## Task brief
Which lines hold the word "Unger"? Show each of them.

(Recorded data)
## Start
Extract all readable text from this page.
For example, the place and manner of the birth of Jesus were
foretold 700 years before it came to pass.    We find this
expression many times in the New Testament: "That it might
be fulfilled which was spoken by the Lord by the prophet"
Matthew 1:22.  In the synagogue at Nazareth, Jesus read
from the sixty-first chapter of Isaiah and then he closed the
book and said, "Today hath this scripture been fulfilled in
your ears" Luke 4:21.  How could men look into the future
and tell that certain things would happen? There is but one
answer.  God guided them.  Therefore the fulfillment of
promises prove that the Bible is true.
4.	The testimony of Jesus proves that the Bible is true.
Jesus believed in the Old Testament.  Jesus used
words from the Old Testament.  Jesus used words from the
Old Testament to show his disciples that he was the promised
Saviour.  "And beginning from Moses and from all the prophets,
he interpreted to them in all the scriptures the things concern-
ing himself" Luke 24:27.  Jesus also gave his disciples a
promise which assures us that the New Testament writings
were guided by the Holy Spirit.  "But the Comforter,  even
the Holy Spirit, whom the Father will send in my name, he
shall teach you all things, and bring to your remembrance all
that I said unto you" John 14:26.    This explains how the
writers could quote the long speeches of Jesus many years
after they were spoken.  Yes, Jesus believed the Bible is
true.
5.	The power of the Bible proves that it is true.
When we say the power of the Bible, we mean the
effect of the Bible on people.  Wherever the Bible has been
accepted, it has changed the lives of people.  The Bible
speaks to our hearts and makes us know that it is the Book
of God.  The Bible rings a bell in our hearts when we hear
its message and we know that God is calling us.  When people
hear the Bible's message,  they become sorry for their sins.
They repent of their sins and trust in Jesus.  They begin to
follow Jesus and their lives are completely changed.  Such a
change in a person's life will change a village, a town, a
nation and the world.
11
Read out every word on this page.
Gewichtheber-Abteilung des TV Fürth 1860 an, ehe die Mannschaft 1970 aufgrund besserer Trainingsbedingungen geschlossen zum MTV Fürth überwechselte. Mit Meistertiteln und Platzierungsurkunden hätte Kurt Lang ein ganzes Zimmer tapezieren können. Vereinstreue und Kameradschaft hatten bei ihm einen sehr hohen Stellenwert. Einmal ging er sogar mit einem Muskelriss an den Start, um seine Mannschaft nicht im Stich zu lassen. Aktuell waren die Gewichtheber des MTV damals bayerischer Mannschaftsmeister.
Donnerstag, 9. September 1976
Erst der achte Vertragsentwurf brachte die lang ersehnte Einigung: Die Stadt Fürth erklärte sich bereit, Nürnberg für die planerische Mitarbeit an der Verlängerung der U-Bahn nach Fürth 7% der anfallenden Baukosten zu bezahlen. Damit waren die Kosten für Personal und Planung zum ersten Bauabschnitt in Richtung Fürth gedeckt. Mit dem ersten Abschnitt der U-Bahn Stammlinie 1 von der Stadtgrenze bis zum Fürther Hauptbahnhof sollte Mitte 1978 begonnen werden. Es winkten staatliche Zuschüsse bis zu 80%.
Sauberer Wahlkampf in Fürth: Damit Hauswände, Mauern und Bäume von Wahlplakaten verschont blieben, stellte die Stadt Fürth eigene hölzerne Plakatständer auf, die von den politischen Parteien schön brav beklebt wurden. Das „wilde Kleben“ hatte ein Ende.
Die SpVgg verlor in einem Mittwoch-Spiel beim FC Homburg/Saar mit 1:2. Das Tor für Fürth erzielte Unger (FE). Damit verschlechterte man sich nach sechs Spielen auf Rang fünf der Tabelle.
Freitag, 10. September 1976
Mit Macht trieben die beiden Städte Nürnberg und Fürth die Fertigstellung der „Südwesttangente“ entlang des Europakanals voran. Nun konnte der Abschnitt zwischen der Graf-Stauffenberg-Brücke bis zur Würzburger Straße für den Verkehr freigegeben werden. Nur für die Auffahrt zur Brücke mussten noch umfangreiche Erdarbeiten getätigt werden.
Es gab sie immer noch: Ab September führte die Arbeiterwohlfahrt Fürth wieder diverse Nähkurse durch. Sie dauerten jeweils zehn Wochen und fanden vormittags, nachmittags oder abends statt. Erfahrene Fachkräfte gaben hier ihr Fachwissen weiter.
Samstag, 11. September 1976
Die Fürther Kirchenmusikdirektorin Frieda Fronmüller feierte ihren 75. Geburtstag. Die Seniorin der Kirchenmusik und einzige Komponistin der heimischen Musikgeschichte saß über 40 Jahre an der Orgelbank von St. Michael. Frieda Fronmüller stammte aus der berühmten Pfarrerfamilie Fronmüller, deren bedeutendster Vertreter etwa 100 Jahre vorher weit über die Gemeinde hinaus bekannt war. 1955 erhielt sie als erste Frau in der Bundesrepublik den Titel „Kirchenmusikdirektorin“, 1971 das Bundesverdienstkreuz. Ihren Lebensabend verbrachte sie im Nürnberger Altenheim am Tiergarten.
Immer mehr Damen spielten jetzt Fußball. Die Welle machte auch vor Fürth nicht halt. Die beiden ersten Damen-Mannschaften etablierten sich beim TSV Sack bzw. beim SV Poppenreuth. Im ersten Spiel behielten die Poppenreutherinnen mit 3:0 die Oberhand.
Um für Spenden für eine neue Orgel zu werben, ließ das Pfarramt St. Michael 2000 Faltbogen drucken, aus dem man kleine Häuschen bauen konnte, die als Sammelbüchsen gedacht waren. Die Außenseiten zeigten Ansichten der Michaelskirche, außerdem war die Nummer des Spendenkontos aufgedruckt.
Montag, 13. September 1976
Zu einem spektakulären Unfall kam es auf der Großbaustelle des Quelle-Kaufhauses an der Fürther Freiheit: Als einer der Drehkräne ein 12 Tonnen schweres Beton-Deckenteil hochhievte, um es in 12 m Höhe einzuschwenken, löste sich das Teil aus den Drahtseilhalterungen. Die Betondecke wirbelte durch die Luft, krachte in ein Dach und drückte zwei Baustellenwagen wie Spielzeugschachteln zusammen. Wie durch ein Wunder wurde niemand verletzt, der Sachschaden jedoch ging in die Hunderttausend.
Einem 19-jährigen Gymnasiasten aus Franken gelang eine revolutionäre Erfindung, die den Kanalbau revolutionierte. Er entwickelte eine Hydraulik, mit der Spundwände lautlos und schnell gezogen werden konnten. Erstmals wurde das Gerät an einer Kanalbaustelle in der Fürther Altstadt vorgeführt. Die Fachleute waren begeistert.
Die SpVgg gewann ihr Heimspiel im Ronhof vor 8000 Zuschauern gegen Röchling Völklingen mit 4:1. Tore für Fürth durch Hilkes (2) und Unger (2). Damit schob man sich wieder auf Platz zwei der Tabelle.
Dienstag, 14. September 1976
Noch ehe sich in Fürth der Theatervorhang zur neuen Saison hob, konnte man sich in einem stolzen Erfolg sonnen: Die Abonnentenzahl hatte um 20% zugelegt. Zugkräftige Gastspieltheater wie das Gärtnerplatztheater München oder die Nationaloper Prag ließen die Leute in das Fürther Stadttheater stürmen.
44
## End
## Written answer
Die SpVgg verlor in einem Mittwoch-Spiel beim FC Homburg/Saar mit 1:2. Das Tor für Fürth erzielte Unger (FE). Damit verschlechterte man sich nach sechs Spielen auf Rang fünf der Tabelle.
Die SpVgg gewann ihr Heimspiel im Ronhof vor 8000 Zuschauern gegen Röchling Völklingen mit 4:1. Tore für Fürth durch Hilkes (2) und Unger (2). Damit schob man sich wieder auf Platz zwei der Tabelle.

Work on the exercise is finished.